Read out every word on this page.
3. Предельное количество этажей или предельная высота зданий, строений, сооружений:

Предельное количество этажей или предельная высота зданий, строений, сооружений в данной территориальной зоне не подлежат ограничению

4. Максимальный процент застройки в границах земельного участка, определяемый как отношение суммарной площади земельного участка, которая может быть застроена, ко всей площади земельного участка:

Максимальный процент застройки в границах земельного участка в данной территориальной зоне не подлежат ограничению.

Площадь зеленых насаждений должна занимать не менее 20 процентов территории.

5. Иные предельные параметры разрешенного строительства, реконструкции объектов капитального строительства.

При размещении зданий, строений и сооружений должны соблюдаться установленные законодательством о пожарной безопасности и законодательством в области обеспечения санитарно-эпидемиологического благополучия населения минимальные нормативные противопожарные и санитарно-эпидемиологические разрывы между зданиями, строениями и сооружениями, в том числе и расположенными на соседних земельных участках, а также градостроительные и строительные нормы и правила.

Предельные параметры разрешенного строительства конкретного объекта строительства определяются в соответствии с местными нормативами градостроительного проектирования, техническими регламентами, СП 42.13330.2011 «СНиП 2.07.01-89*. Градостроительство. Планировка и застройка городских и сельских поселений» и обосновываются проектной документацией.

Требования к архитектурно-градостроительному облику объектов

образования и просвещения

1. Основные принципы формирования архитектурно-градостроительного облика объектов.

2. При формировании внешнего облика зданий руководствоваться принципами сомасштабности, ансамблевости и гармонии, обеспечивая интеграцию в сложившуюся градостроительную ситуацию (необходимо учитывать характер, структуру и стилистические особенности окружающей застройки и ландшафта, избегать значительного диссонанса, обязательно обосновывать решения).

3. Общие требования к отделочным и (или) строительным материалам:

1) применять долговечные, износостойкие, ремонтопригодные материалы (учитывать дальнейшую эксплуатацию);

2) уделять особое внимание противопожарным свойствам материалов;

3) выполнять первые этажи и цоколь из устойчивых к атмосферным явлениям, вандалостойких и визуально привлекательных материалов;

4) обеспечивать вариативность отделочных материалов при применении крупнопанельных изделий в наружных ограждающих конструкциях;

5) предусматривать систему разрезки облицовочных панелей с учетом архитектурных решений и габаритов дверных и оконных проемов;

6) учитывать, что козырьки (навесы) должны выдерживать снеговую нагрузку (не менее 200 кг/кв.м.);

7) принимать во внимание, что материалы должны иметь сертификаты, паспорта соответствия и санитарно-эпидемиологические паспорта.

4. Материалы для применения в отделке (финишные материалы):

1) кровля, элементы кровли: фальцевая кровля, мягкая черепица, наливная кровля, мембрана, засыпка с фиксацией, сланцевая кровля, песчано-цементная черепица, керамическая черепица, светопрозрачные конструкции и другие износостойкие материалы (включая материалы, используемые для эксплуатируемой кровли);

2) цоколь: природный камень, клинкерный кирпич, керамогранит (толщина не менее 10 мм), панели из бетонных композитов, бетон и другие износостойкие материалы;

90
------------------------------------------------------------------------
* [Required task]
Output the full listing exactly as it stands.

* [Solution to the exercise]
Read out every word on this page.
3. Предельное количество этажей или предельная высота зданий, строений, сооружений:

Предельное количество этажей или предельная высота зданий, строений, сооружений в данной территориальной зоне не подлежат ограничению

4. Максимальный процент застройки в границах земельного участка, определяемый как отношение суммарной площади земельного участка, которая может быть застроена, ко всей площади земельного участка:

Максимальный процент застройки в границах земельного участка в данной территориальной зоне не подлежат ограничению.

Площадь зеленых насаждений должна занимать не менее 20 процентов территории.

5. Иные предельные параметры разрешенного строительства, реконструкции объектов капитального строительства.

При размещении зданий, строений и сооружений должны соблюдаться установленные законодательством о пожарной безопасности и законодательством в области обеспечения санитарно-эпидемиологического благополучия населения минимальные нормативные противопожарные и санитарно-эпидемиологические разрывы между зданиями, строениями и сооружениями, в том числе и расположенными на соседних земельных участках, а также градостроительные и строительные нормы и правила.

Предельные параметры разрешенного строительства конкретного объекта строительства определяются в соответствии с местными нормативами градостроительного проектирования, техническими регламентами, СП 42.13330.2011 «СНиП 2.07.01-89*. Градостроительство. Планировка и застройка городских и сельских поселений» и обосновываются проектной документацией.

Требования к архитектурно-градостроительному облику объектов

образования и просвещения

1. Основные принципы формирования архитектурно-градостроительного облика объектов.

2. При формировании внешнего облика зданий руководствоваться принципами сомасштабности, ансамблевости и гармонии, обеспечивая интеграцию в сложившуюся градостроительную ситуацию (необходимо учитывать характер, структуру и стилистические особенности окружающей застройки и ландшафта, избегать значительного диссонанса, обязательно обосновывать решения).

3. Общие требования к отделочным и (или) строительным материалам:

1) применять долговечные, износостойкие, ремонтопригодные материалы (учитывать дальнейшую эксплуатацию);

2) уделять особое внимание противопожарным свойствам материалов;

3) выполнять первые этажи и цоколь из устойчивых к атмосферным явлениям, вандалостойких и визуально привлекательных материалов;

4) обеспечивать вариативность отделочных материалов при применении крупнопанельных изделий в наружных ограждающих конструкциях;

5) предусматривать систему разрезки облицовочных панелей с учетом архитектурных решений и габаритов дверных и оконных проемов;

6) учитывать, что козырьки (навесы) должны выдерживать снеговую нагрузку (не менее 200 кг/кв.м.);

7) принимать во внимание, что материалы должны иметь сертификаты, паспорта соответствия и санитарно-эпидемиологические паспорта.

4. Материалы для применения в отделке (финишные материалы):

1) кровля, элементы кровли: фальцевая кровля, мягкая черепица, наливная кровля, мембрана, засыпка с фиксацией, сланцевая кровля, песчано-цементная черепица, керамическая черепица, светопрозрачные конструкции и другие износостойкие материалы (включая материалы, используемые для эксплуатируемой кровли);

2) цоколь: природный камень, клинкерный кирпич, керамогранит (толщина не менее 10 мм), панели из бетонных композитов, бетон и другие износостойкие материалы;

90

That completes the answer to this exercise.